- WHAT YOU NEED TO DO -
Search the material for the word "popC" and report each line where it turns up.

- DATASET EXCERPTS -
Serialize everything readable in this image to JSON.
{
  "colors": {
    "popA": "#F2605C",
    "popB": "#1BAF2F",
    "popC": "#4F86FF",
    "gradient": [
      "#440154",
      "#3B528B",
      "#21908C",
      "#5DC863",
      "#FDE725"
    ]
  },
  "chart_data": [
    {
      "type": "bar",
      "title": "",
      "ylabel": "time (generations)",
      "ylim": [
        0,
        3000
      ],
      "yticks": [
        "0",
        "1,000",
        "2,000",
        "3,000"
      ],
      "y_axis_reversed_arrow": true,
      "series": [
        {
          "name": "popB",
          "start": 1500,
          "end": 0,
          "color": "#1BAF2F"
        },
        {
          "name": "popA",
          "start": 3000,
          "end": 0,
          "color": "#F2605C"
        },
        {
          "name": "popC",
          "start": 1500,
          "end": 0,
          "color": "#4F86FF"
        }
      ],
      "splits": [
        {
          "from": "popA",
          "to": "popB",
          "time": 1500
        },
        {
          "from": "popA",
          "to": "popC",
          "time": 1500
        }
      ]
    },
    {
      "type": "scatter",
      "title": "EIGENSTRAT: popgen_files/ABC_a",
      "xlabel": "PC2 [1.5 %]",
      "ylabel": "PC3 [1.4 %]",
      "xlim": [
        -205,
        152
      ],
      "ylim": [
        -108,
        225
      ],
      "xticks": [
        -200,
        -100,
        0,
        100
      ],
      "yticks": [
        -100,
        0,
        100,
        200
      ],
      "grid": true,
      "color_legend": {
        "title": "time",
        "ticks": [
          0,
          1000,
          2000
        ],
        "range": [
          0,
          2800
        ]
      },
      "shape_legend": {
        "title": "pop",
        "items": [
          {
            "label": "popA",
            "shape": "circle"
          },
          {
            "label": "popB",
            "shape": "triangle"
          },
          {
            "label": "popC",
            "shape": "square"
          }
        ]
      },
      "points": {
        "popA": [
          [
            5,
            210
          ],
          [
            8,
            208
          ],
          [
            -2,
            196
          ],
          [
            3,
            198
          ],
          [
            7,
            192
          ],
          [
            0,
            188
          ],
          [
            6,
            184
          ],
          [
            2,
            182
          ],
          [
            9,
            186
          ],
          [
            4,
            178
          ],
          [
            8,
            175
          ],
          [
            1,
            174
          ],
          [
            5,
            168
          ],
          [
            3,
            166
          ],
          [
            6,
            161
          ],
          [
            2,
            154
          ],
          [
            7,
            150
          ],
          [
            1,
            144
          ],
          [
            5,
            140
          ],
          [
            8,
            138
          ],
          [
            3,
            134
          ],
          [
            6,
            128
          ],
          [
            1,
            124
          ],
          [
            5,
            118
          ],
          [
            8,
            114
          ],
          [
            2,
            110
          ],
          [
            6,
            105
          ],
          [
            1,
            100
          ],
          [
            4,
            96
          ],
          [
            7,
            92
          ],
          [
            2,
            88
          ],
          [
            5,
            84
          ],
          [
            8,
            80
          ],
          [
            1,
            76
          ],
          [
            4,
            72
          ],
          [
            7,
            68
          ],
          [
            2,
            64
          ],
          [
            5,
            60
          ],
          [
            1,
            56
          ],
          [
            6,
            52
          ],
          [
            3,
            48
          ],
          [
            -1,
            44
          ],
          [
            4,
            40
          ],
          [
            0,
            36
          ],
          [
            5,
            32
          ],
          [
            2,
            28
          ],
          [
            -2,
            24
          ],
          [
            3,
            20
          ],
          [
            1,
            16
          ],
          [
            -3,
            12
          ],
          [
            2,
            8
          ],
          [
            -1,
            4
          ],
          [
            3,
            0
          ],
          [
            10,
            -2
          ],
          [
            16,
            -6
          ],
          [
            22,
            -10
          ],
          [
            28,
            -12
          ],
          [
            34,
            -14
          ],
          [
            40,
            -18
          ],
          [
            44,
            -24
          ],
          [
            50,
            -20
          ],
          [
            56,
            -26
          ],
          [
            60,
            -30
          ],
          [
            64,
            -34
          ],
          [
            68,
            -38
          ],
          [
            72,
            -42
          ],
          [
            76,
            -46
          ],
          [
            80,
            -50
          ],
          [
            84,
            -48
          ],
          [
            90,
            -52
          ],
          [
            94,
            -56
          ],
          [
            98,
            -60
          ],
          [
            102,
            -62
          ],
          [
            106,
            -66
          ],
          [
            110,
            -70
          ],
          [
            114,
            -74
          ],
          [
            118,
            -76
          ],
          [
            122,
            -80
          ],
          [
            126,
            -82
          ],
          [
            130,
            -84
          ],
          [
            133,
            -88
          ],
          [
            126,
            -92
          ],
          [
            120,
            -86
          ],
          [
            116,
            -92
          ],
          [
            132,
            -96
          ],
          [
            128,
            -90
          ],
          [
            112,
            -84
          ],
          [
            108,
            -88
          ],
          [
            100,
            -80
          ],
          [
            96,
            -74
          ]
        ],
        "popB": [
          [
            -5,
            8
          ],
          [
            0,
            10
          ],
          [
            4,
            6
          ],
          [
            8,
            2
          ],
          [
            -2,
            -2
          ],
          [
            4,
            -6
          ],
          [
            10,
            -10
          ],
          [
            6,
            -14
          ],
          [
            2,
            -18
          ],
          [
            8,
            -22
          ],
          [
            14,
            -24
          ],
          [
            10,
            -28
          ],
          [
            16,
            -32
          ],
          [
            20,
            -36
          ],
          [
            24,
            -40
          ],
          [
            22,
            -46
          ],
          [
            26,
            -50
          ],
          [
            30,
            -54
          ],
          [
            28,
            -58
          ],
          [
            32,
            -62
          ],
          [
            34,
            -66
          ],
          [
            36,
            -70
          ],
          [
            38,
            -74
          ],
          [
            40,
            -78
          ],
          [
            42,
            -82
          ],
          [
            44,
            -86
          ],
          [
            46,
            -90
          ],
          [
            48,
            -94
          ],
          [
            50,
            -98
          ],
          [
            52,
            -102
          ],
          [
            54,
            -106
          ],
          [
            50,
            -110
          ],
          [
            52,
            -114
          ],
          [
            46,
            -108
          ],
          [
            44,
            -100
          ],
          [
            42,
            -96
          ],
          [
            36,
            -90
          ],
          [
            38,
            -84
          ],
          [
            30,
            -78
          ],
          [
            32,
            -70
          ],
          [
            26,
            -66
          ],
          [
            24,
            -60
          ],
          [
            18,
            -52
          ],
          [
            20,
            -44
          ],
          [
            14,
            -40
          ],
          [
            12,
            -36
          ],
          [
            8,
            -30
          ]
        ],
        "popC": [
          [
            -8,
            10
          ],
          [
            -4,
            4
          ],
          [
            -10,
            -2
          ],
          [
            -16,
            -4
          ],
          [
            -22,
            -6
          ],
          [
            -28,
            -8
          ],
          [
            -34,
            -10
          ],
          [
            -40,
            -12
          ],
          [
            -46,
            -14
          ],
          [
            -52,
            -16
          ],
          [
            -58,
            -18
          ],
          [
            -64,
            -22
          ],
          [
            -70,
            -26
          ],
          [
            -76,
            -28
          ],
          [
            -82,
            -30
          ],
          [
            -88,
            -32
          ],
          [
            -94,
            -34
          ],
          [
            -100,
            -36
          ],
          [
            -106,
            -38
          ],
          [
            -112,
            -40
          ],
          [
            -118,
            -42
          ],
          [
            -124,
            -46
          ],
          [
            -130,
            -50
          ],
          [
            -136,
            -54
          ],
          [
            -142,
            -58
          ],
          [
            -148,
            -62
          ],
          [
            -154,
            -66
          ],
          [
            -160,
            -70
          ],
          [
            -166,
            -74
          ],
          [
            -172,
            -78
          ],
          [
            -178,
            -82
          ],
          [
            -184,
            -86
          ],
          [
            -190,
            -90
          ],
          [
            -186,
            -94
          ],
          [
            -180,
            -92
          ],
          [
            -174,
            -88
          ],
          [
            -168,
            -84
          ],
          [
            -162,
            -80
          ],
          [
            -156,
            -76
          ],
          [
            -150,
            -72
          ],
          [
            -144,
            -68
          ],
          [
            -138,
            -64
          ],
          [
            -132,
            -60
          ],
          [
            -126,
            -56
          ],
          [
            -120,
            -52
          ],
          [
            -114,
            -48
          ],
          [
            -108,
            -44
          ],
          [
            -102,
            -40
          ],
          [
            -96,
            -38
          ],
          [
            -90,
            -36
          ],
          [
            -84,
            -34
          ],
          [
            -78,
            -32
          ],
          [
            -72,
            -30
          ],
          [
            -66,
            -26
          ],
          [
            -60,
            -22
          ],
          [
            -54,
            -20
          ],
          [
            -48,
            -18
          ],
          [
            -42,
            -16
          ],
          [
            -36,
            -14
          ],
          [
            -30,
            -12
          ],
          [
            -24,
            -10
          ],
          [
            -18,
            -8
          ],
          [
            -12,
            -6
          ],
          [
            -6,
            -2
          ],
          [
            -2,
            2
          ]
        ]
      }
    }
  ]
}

- COMPLETE ANSWER -
    "popC": "#4F86FF",
          "name": "popC",
          "to": "popC",
            "label": "popC",
        "popC": [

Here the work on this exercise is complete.